ROWS:
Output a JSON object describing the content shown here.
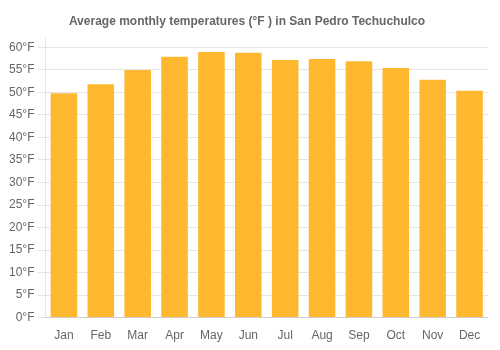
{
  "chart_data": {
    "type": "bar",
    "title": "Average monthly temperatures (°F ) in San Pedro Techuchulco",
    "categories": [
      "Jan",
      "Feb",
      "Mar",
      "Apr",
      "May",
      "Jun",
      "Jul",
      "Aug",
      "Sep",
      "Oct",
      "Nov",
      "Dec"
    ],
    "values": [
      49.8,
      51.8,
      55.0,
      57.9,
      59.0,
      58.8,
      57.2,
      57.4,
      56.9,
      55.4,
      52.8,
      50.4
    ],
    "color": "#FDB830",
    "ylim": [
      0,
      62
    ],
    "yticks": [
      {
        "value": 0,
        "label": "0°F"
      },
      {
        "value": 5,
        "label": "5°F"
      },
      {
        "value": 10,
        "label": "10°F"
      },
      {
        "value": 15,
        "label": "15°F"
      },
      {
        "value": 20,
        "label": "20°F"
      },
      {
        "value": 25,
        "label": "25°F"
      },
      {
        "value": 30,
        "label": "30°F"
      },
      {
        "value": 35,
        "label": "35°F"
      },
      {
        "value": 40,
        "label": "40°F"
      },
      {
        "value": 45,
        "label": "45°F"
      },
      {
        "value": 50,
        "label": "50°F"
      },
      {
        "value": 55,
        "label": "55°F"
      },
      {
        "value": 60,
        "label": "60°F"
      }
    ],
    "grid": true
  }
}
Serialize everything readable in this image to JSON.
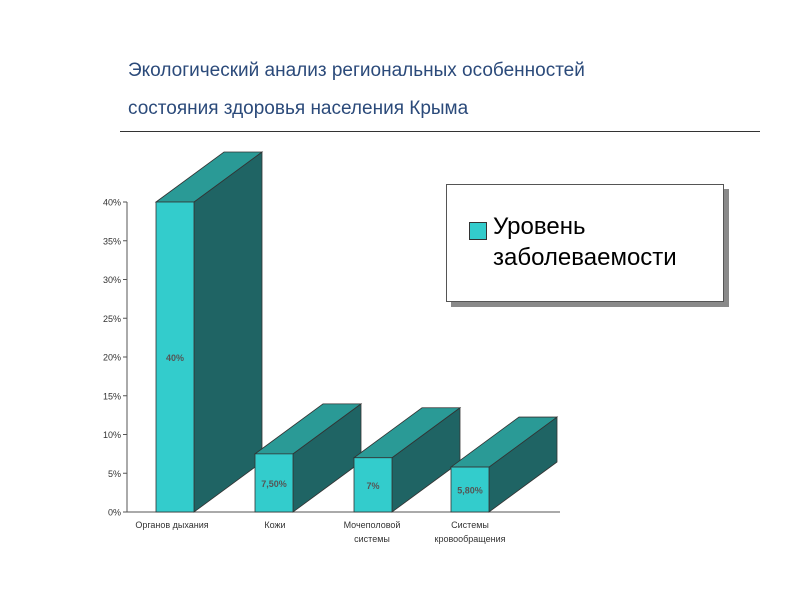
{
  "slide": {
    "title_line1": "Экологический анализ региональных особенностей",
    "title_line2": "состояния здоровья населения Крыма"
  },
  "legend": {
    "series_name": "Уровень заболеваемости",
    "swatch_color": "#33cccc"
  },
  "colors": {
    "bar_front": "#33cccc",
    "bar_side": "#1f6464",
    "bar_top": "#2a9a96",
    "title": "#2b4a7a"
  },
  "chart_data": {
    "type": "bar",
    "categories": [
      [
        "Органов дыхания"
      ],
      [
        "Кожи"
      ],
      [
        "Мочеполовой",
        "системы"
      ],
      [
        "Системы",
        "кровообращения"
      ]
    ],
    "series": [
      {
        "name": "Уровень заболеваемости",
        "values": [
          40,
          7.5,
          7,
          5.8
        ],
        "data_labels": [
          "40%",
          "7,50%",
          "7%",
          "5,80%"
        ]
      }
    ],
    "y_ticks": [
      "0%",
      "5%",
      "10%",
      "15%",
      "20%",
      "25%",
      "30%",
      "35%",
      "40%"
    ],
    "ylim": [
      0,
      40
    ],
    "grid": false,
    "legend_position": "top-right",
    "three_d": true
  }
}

==

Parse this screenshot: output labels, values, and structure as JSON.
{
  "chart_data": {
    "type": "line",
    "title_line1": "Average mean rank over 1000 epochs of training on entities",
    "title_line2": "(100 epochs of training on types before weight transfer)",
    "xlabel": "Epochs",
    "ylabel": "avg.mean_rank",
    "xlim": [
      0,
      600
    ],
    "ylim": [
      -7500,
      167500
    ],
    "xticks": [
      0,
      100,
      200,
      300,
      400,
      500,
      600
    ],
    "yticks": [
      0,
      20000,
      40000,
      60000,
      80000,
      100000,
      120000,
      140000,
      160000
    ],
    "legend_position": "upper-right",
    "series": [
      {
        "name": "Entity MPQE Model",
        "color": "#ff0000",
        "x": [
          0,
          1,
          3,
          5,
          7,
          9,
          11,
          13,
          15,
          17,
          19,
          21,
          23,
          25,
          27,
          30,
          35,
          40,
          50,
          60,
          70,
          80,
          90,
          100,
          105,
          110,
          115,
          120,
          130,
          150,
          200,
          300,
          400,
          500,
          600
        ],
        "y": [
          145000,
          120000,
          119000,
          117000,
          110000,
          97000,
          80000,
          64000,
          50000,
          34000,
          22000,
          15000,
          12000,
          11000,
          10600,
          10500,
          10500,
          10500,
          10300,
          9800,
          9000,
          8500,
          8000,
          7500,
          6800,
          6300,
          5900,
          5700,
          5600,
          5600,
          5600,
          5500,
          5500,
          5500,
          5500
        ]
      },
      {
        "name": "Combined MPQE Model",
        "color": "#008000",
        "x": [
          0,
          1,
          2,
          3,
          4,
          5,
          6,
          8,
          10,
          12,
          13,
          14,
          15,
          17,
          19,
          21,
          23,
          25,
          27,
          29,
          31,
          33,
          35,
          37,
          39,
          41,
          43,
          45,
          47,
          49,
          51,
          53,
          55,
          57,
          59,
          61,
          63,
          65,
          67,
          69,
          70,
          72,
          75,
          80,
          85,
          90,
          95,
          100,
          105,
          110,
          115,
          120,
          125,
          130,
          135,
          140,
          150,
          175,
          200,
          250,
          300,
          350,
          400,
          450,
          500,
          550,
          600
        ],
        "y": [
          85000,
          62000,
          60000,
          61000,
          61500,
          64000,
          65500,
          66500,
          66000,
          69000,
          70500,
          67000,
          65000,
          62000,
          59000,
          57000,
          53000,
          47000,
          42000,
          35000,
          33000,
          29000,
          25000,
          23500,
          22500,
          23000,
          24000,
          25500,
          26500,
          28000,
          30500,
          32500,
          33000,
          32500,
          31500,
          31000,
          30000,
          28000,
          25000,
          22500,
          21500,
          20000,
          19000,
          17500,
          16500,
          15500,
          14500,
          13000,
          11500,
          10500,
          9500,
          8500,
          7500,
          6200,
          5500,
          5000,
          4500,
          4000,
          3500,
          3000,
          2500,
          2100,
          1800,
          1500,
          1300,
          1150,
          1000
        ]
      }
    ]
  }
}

...

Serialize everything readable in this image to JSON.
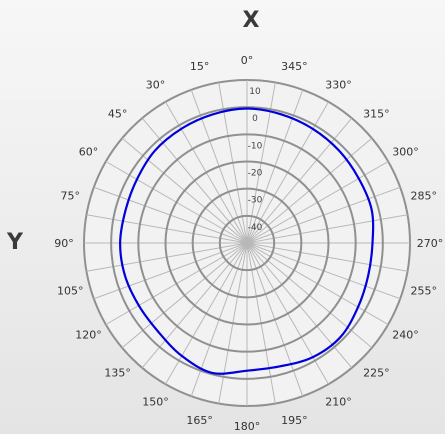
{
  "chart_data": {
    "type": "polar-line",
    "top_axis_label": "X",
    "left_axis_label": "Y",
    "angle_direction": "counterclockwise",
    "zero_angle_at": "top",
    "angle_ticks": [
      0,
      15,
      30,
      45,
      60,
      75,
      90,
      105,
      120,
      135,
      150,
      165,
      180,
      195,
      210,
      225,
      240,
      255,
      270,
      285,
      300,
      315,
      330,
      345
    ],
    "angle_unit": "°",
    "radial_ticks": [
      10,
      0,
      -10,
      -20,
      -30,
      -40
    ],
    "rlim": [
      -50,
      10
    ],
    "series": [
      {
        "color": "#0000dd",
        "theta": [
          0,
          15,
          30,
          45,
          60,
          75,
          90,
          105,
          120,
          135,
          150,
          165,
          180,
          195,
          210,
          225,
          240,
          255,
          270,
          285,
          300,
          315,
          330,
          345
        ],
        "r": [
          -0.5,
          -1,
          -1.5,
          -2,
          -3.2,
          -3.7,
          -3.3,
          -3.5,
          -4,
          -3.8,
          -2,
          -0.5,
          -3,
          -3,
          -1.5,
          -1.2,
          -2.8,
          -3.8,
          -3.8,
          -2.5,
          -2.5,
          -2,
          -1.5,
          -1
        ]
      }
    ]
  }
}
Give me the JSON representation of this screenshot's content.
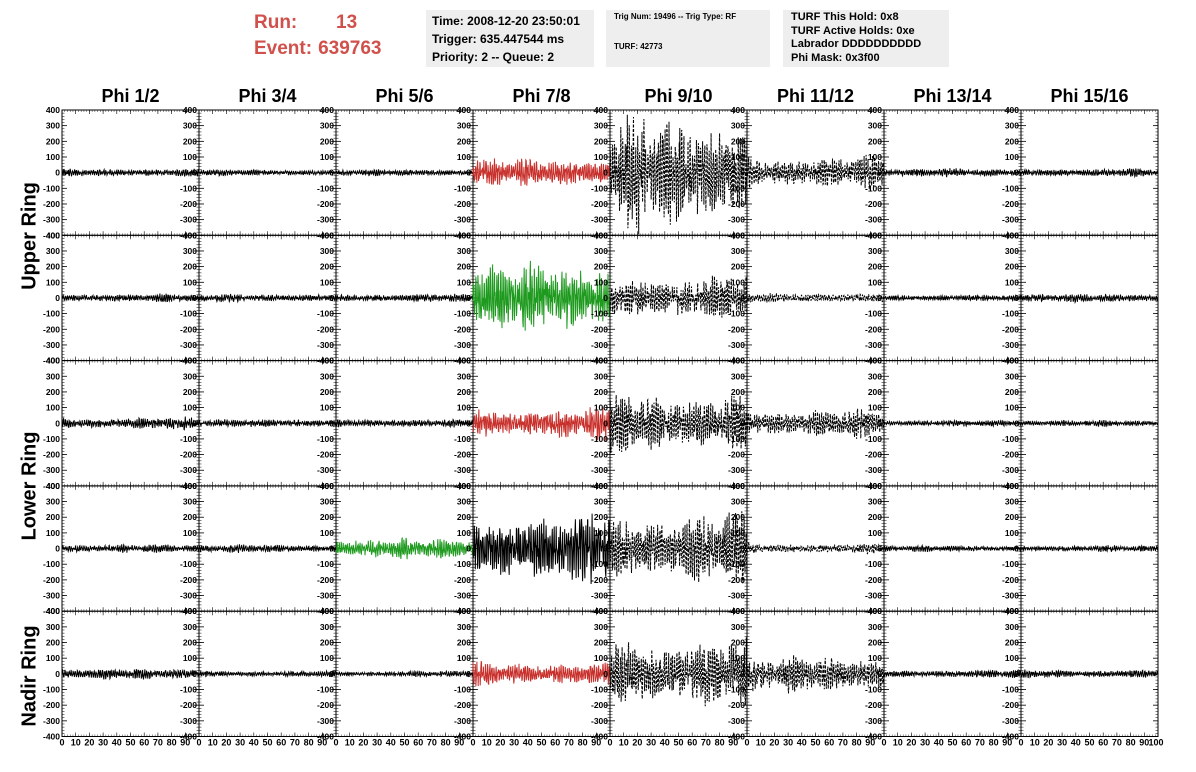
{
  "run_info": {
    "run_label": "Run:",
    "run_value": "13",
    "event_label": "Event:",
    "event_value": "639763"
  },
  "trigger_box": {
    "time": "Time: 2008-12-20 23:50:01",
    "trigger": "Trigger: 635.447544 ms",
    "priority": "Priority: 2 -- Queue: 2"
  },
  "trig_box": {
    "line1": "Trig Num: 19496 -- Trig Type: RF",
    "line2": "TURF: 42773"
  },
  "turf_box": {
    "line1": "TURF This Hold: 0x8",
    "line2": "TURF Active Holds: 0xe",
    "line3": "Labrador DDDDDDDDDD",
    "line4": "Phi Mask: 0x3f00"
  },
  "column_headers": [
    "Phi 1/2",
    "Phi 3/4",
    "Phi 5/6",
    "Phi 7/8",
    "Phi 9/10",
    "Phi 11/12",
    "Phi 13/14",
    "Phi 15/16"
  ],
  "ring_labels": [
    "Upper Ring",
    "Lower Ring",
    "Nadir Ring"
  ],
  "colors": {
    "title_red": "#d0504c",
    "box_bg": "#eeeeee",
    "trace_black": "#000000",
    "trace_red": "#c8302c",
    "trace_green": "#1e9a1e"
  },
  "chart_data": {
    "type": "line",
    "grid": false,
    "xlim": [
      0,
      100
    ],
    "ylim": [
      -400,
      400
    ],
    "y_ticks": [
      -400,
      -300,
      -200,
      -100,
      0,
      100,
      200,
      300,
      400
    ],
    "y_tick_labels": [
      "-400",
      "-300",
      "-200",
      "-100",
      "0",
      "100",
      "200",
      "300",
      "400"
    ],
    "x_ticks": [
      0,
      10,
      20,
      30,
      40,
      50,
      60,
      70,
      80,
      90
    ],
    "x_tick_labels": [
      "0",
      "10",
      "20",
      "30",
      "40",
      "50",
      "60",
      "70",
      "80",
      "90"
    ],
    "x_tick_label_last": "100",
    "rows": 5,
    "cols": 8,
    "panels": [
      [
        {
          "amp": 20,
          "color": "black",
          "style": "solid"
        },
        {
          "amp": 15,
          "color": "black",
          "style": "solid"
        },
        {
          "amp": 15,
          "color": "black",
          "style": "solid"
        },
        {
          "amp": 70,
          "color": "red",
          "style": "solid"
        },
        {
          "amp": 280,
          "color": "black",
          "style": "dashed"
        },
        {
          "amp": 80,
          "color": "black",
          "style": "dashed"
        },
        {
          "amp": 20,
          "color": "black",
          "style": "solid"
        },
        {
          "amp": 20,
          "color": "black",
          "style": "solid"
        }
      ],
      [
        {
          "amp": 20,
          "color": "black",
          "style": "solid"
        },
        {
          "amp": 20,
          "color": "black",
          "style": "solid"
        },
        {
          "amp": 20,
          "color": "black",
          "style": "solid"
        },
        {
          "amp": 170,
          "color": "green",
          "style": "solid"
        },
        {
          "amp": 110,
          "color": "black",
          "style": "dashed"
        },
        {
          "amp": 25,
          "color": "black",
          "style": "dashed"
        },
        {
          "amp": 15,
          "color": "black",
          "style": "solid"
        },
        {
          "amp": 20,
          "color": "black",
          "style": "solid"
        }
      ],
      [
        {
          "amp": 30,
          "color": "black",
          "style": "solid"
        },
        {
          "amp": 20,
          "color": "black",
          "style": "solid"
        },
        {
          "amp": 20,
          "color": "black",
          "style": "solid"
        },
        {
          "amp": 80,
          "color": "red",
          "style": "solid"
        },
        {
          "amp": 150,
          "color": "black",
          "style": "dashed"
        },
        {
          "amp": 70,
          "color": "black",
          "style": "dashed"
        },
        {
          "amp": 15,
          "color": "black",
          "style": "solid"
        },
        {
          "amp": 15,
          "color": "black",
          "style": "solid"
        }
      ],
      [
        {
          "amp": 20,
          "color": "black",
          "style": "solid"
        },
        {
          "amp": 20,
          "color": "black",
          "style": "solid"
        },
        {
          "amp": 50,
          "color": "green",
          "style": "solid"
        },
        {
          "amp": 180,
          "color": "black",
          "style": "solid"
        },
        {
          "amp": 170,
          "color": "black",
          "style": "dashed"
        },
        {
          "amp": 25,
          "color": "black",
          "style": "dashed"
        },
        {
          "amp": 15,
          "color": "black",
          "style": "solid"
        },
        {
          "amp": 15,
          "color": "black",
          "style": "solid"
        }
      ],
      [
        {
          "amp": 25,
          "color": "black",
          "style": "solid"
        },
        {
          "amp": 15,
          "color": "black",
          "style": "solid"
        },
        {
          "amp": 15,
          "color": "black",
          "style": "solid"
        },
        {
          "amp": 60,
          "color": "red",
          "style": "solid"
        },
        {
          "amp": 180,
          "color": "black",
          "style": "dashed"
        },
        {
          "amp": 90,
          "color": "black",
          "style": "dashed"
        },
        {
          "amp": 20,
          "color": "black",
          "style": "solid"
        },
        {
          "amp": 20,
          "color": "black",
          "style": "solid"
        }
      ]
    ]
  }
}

WRITTEN INSTRUCTION:
Gather up every line from the listing above in which the word "Average" occurs.

PROBLEM SOLUTION:
    "title": "Average monthly temperatures (°F ) in San Pedro Techuchulco",
    "title_line1": "Average mean rank over 1000 epochs of training on entities",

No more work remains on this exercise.